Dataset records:
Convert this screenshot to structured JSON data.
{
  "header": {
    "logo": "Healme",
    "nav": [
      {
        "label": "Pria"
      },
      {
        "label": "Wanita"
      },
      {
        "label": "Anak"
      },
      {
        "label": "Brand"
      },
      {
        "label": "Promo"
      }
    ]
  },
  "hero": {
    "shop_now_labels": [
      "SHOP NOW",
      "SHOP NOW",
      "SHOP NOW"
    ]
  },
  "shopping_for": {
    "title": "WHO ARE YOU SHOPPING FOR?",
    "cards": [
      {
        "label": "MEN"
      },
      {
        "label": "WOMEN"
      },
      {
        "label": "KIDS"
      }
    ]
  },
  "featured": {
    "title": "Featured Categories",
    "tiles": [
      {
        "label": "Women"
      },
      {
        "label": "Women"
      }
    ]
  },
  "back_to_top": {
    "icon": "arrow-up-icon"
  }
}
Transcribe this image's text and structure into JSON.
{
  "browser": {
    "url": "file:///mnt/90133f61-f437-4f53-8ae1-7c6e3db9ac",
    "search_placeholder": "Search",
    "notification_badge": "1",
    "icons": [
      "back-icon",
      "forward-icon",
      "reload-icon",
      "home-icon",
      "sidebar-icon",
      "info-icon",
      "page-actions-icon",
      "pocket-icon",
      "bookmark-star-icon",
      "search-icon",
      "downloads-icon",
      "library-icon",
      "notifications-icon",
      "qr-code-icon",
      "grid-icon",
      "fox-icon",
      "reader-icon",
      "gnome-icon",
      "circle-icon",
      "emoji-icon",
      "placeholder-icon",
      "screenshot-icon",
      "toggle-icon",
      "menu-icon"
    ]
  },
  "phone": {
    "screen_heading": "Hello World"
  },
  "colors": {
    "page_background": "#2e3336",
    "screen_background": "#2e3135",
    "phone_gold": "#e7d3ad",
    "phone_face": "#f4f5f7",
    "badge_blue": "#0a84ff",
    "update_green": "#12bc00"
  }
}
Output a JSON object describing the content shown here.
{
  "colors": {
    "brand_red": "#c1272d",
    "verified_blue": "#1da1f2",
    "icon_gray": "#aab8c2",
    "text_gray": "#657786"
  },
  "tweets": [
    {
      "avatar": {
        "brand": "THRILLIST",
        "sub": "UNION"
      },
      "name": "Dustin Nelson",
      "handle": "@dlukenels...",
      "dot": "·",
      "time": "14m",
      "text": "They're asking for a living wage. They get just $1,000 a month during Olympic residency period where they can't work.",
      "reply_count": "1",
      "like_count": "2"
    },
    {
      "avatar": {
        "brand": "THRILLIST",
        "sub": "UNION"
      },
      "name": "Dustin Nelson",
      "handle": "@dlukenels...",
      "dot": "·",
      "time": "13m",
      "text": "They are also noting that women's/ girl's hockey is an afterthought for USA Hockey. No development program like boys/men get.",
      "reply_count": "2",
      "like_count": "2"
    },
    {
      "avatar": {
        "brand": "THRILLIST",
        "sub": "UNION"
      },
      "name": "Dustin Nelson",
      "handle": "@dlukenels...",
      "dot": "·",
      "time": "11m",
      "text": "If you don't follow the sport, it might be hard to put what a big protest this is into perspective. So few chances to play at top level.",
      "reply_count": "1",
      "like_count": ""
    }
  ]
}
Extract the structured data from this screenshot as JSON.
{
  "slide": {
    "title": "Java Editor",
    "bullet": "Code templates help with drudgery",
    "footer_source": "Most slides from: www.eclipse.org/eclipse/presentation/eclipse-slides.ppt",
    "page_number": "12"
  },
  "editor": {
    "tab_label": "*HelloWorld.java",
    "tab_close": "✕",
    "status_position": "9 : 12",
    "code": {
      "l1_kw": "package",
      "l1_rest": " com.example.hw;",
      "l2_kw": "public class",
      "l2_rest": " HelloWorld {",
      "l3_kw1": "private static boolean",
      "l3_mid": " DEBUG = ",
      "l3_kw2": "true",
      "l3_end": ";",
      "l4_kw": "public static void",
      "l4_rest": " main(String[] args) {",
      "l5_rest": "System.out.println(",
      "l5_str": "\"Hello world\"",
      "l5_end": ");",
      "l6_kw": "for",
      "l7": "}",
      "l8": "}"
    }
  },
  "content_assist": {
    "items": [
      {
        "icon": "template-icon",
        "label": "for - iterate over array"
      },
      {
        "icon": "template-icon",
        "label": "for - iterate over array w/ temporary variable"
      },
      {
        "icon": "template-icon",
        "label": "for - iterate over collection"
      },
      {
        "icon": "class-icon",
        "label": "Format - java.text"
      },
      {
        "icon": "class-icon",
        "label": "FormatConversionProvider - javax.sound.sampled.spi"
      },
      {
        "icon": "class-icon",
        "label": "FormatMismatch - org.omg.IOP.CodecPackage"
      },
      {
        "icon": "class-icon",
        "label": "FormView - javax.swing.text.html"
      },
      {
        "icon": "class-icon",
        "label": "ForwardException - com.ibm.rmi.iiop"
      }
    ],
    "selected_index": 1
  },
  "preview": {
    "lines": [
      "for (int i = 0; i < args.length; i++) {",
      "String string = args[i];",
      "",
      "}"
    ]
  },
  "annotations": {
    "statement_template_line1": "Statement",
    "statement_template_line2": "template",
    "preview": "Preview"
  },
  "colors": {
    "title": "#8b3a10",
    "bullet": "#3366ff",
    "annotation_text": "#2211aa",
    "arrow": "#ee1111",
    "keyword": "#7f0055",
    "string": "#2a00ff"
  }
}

* [Work to do]: In the material above, find the lines that contain "static" and show them.

* [Written answer]:
      "l3_kw1": "private static boolean",
      "l4_kw": "public static void",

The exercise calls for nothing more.